## Aufgabenstellung
Setze den Text über Heilbronns Stadtpolitik und den sozialen Wohnungsbau im Anschluss an seinen letzten Satz fort.

## Textauszug
Trotz dieser Entwicklungen ist sozialer Wohnungsbau weiterhin kein Schwerpunkt der Heilbronner Stadtpolitik. Die Verwaltung konzentriert sich stattdessen auf Prestigeprojekte. Immer wieder ist von den „Leuchttürmen der Stadtentwicklung“ die Rede. Gemeint ist damit allerdings kein Konzept für eine soziale Stadt für Alle, sondern „Experimenta,“ „Campus“ und „Bundesgartenschau“ (BUGA).

Vor allem bei letzterer wird der Charakter der Stadtentwicklung allzu deutlich. Im neu entstehenden BUGA-Viertel „Neckarbogen“ kommen bei den vorhandenen Bauplätzen hauptsächlich Investoren zum Zug. Schon jetzt ist für einzelne Bauten von Mieten um die 18 €/m² die Rede. Soziale Durchmischung bringen nur die wenigen Projekte der Stadtsiedlung, die dort auch Sozialwohnungen schaffen will. Die christlichen Kirchen, die im neuen Stadtteil ein inklusives, ökumenisches Zentrum mit günstigem Wohnraum für Benachteiligte und Gemeinschaftsräumen für die Nachbarschaft schaffen wollten, mussten schließlich auf Grund der hohen Kosten abspringen. Statt dessen baut dort

ein weiterer kommerzieller Investor ein Studentenwohnheim der oberen Preisklasse. Bürgerbeteiligungsverfahren, in denen mehrfach „sozialer Wohnungsbau“ gefordert und darauf beharrt wurde, die Planungen „unter dem Aspekt des gesamtgesellschaftlichen Nutzens zu betrachten und nicht unter dem Aspekt von Renditen“, dienten dabei in der Vergangenheit eher als demokratisches Feigenblatt für eine insgesamt unsoziale Stadtentwicklung. Eine Vision für einen sozial durchmischten Stadtteil gibt es nach wie vor nicht.

Solidarische Antworten finden!

Auch wenn wir von den aus einigen anderen Großstädten bekannten drastischen Zuständen noch entfernt sind: In Heilbronn finden bereits Verdrängungsprozesse statt und es besteht die Gefahr, dass ansprechender und zentrumsnaher Wohnraum zur exklusiven Luxusware wird. Eine Bewegung gegen die vorherrschende Stadtpolitik ist dringend notwendig. Während von Politik und Stadtverwaltung wenig zu erwarten ist, sind in den letzten Jahren viele Menschen mit alternativen Ansätzen zum Thema aktiv geworden.

## Datensätze

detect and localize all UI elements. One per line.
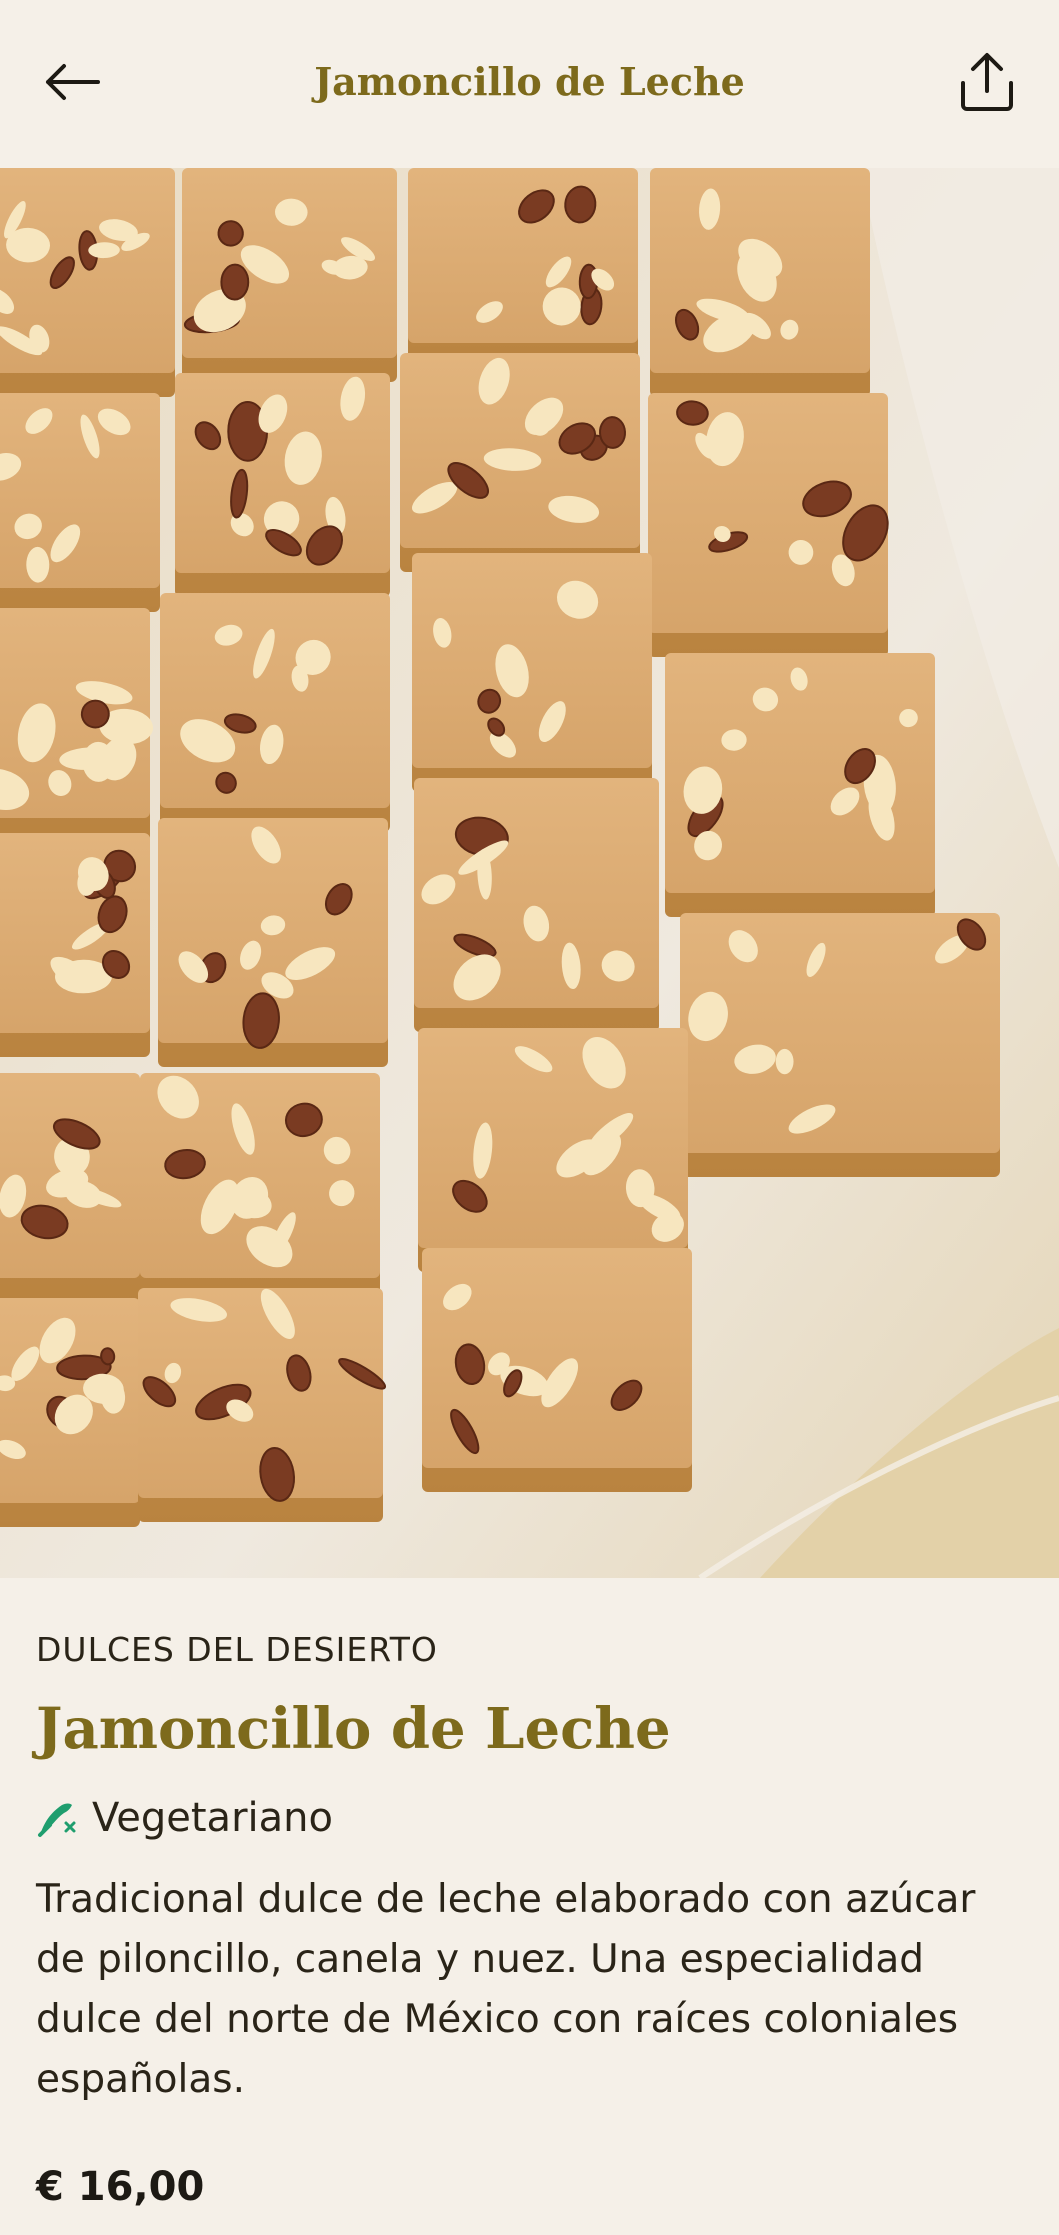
fudge-square [0,1073,140,1302]
fudge-square [182,168,397,382]
share-button[interactable] [951,46,1023,118]
diet-tag: Vegetariano [36,1792,333,1844]
fudge-square [158,818,388,1067]
product-description: Tradicional dulce de leche elaborado con… [36,1877,976,2102]
back-button[interactable] [36,46,108,118]
fudge-square [0,168,175,397]
page-title: Jamoncillo de Leche [314,59,745,104]
fudge-square [650,168,870,397]
fudge-square [0,1298,140,1527]
fudge-square [0,393,160,612]
arrow-left-icon [46,64,100,100]
fudge-square [680,913,1000,1177]
fudge-square [138,1288,387,1522]
brand-name: DULCES DEL DESIERTO [36,1630,438,1669]
diet-label: Vegetariano [92,1795,333,1841]
fudge-square [140,1073,380,1302]
fudge-square [408,168,638,367]
share-icon [961,53,1013,111]
vegetarian-leaf-icon [38,1803,76,1837]
fudge-square [414,778,659,1032]
fudge-photo-illustration [0,168,1059,1578]
top-bar: Jamoncillo de Leche [0,0,1059,168]
fudge-square [422,1248,692,1492]
fudge-square [175,373,390,597]
product-title: Jamoncillo de Leche [36,1696,671,1762]
product-detail-page: Jamoncillo de Leche DULCES DEL DESIERTO … [0,0,1059,2235]
fudge-square [0,833,150,1057]
fudge-square [160,593,390,832]
fudge-square [648,393,889,657]
fudge-square [0,608,154,842]
fudge-square [665,653,935,917]
fudge-square [400,353,640,572]
fudge-square [412,553,652,792]
product-price: € 16,00 [36,2164,205,2210]
product-image [0,168,1059,1578]
fudge-square [418,1028,688,1272]
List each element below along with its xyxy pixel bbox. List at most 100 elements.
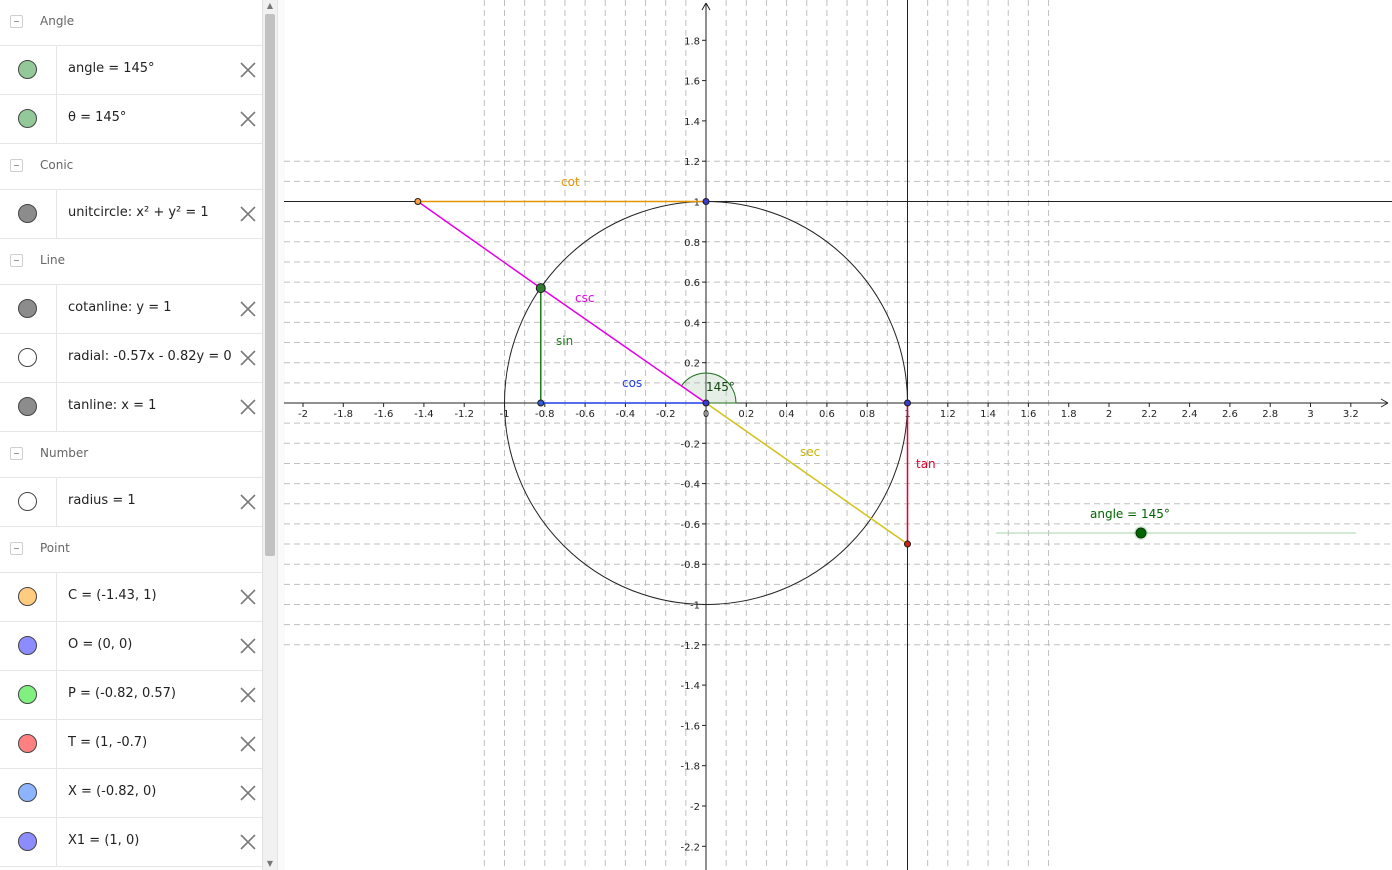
visibility-marble-icon[interactable] <box>18 636 37 655</box>
algebra-item[interactable]: O = (0, 0) <box>0 622 262 671</box>
group-label: Point <box>40 541 70 555</box>
visibility-toggle[interactable] <box>0 573 57 621</box>
sin-label: sin <box>556 334 573 348</box>
algebra-item[interactable]: θ = 145° <box>0 95 262 144</box>
algebra-item-text[interactable]: radius = 1 <box>68 493 136 508</box>
delete-icon[interactable] <box>238 783 258 803</box>
algebra-scrollbar[interactable]: ▲ ▼ <box>262 0 277 870</box>
construction-objects[interactable]: cot csc sin cos sec tan 145° angle = 145° <box>284 0 1392 870</box>
algebra-item-text[interactable]: X = (-0.82, 0) <box>68 784 156 799</box>
algebra-item[interactable]: radius = 1 <box>0 478 262 527</box>
scroll-thumb[interactable] <box>265 14 275 556</box>
delete-icon[interactable] <box>238 636 258 656</box>
visibility-marble-icon[interactable] <box>18 783 37 802</box>
delete-icon[interactable] <box>238 587 258 607</box>
visibility-toggle[interactable] <box>0 622 57 670</box>
collapse-icon[interactable] <box>10 542 23 555</box>
algebra-item-text[interactable]: tanline: x = 1 <box>68 398 156 413</box>
visibility-marble-icon[interactable] <box>18 685 37 704</box>
algebra-item[interactable]: cotanline: y = 1 <box>0 285 262 334</box>
visibility-marble-icon[interactable] <box>18 60 37 79</box>
algebra-item-text[interactable]: C = (-1.43, 1) <box>68 588 157 603</box>
visibility-toggle[interactable] <box>0 46 57 94</box>
visibility-marble-icon[interactable] <box>18 109 37 128</box>
x-tick-label: 2.2 <box>1141 409 1157 420</box>
group-header[interactable]: Point <box>0 527 262 573</box>
point-O[interactable] <box>702 399 710 407</box>
algebra-view: Angle angle = 145° θ = 145° Conic unitcircle… <box>0 0 262 870</box>
graphics-view[interactable]: -2 -1.8 -1.6 -1.4 -1.2 -1 -0.8 -0.6 -0.4 -0.2 0 0.2… <box>284 0 1392 870</box>
algebra-item[interactable]: P = (-0.82, 0.57) <box>0 671 262 720</box>
collapse-icon[interactable] <box>10 159 23 172</box>
delete-icon[interactable] <box>238 685 258 705</box>
point-C[interactable] <box>414 198 422 205</box>
collapse-icon[interactable] <box>10 447 23 460</box>
visibility-toggle[interactable] <box>0 95 57 143</box>
y-tick-label: -0.2 <box>680 439 700 450</box>
visibility-toggle[interactable] <box>0 190 57 238</box>
x-tick-label: 0.6 <box>819 409 835 420</box>
delete-icon[interactable] <box>238 299 258 319</box>
delete-icon[interactable] <box>238 60 258 80</box>
algebra-item[interactable]: X1 = (1, 0) <box>0 818 262 867</box>
visibility-toggle[interactable] <box>0 334 57 382</box>
graphics-canvas[interactable]: -2 -1.8 -1.6 -1.4 -1.2 -1 -0.8 -0.6 -0.4 -0.2 0 0.2… <box>284 0 1392 870</box>
visibility-toggle[interactable] <box>0 383 57 431</box>
algebra-item-text[interactable]: unitcircle: x² + y² = 1 <box>68 205 209 220</box>
visibility-toggle[interactable] <box>0 769 57 817</box>
csc-segment[interactable] <box>417 200 542 289</box>
algebra-item[interactable]: T = (1, -0.7) <box>0 720 262 769</box>
visibility-marble-icon[interactable] <box>18 492 37 511</box>
visibility-toggle[interactable] <box>0 720 57 768</box>
delete-icon[interactable] <box>238 397 258 417</box>
group-header[interactable]: Conic <box>0 144 262 190</box>
visibility-marble-icon[interactable] <box>18 832 37 851</box>
visibility-toggle[interactable] <box>0 671 57 719</box>
point-P[interactable] <box>535 283 546 294</box>
collapse-icon[interactable] <box>10 15 23 28</box>
algebra-item-text[interactable]: angle = 145° <box>68 61 155 76</box>
algebra-item-text[interactable]: radial: -0.57x - 0.82y = 0 <box>68 349 232 364</box>
point-X1[interactable] <box>904 399 911 407</box>
delete-icon[interactable] <box>238 832 258 852</box>
scroll-down-icon[interactable]: ▼ <box>263 858 277 870</box>
delete-icon[interactable] <box>238 204 258 224</box>
visibility-marble-icon[interactable] <box>18 734 37 753</box>
algebra-item-text[interactable]: O = (0, 0) <box>68 637 132 652</box>
visibility-marble-icon[interactable] <box>18 348 37 367</box>
algebra-item-text[interactable]: θ = 145° <box>68 110 126 125</box>
algebra-item[interactable]: tanline: x = 1 <box>0 383 262 432</box>
group-header[interactable]: Number <box>0 432 262 478</box>
point-X[interactable] <box>537 399 545 407</box>
algebra-item[interactable]: unitcircle: x² + y² = 1 <box>0 190 262 239</box>
algebra-item[interactable]: C = (-1.43, 1) <box>0 573 262 622</box>
algebra-item[interactable]: radial: -0.57x - 0.82y = 0 <box>0 334 262 383</box>
group-header[interactable]: Line <box>0 239 262 285</box>
delete-icon[interactable] <box>238 109 258 129</box>
visibility-marble-icon[interactable] <box>18 299 37 318</box>
delete-icon[interactable] <box>238 492 258 512</box>
algebra-item[interactable]: angle = 145° <box>0 46 262 95</box>
visibility-marble-icon[interactable] <box>18 397 37 416</box>
visibility-toggle[interactable] <box>0 818 57 866</box>
y-tick-label: 0.6 <box>684 278 700 289</box>
visibility-toggle[interactable] <box>0 478 57 526</box>
point-T[interactable] <box>904 540 911 548</box>
algebra-item-text[interactable]: cotanline: y = 1 <box>68 300 172 315</box>
angle-slider-knob[interactable] <box>1135 527 1147 539</box>
scroll-up-icon[interactable]: ▲ <box>263 0 277 12</box>
algebra-item-text[interactable]: T = (1, -0.7) <box>68 735 147 750</box>
algebra-item[interactable]: X = (-0.82, 0) <box>0 769 262 818</box>
visibility-marble-icon[interactable] <box>18 587 37 606</box>
visibility-toggle[interactable] <box>0 285 57 333</box>
delete-icon[interactable] <box>238 734 258 754</box>
x-tick-label: -1.4 <box>414 409 434 420</box>
collapse-icon[interactable] <box>10 254 23 267</box>
y-tick-label: -0.8 <box>680 560 700 571</box>
visibility-marble-icon[interactable] <box>18 204 37 223</box>
algebra-item-text[interactable]: P = (-0.82, 0.57) <box>68 686 176 701</box>
group-header[interactable]: Angle <box>0 0 262 46</box>
point-top[interactable] <box>702 198 710 205</box>
delete-icon[interactable] <box>238 348 258 368</box>
algebra-item-text[interactable]: X1 = (1, 0) <box>68 833 139 848</box>
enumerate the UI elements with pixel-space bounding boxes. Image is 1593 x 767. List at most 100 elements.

## Schriftliche Antwort
So schlossen sich im „Netzwerk Wohnen“ verschiedene Akteur*innen der Heilbronner Zivilgesellschaft zusammen, um gemeinsam zum Thema zu arbeiten. Präsent war das Bündnis in der vergangenen Zeit vor allem mit seiner Forderung nach einer Quote für den sozialen Wohnungsbau als Voraussetzung für neue Bebauungspläne. Regelungen wie diese werden in Städten wie Stuttgart längst praktiziert und wären auch in Heilbronn dazu geeignet, zumindest die gravierendsten Konsequenzen der Wohnungsnot für den sozial verwundbarsten Teil der Bevölkerung abzufedern. Eine Lösung für die Problematik aus Luxussanierungen, steigenden Mieten und renditeorientiertem Wohnungsmarkt sind sie freilich nicht.

Einen anderen Ansatz praktizieren seit mehreren Jahren überwiegend linke Aktivist*innen. Sie haben im Rahmen des „Mietshäuser Syndikats“, eines bundesweiten Zusammenschlusses von über 100 Hausprojekten, bereits zwei Häuser in der Wollhausstraße gekauft. Ziel ist es, sie dauerhaft dem profitorientierten Immobilienmarkt zu entziehen und zu kollektivem Eigentum zu machen. Seit dem Jahr 2013 wird im „Sozialen Zentrum Käthe“ und dem Wohnprojekt „W47“ nun solidarisches Wohnen und Wirtschaften praktiziert. Die Projekte haben dabei eine Signalwirkung weit über ihren praktischen Nutzen als Wohn- und Veranstaltungsraum hinaus. Sie weisen als kollektive, solidarische Projekte über die bestehenden Verhältnisse kapitalistischer Wohnraumverwaltung hinaus.

Bisher bleiben sie aber trotzdem selbstverwaltete Inseln in einem Meer aus Privateigentum und profitorientiertem Wohnungsmarkt. Vielen der Betroffenen der aktuellen Situation stehen Möglichkeiten wie diese u.a. auf Grund ihrer persönlichen Lage realistischerweise nicht zur Verfügung.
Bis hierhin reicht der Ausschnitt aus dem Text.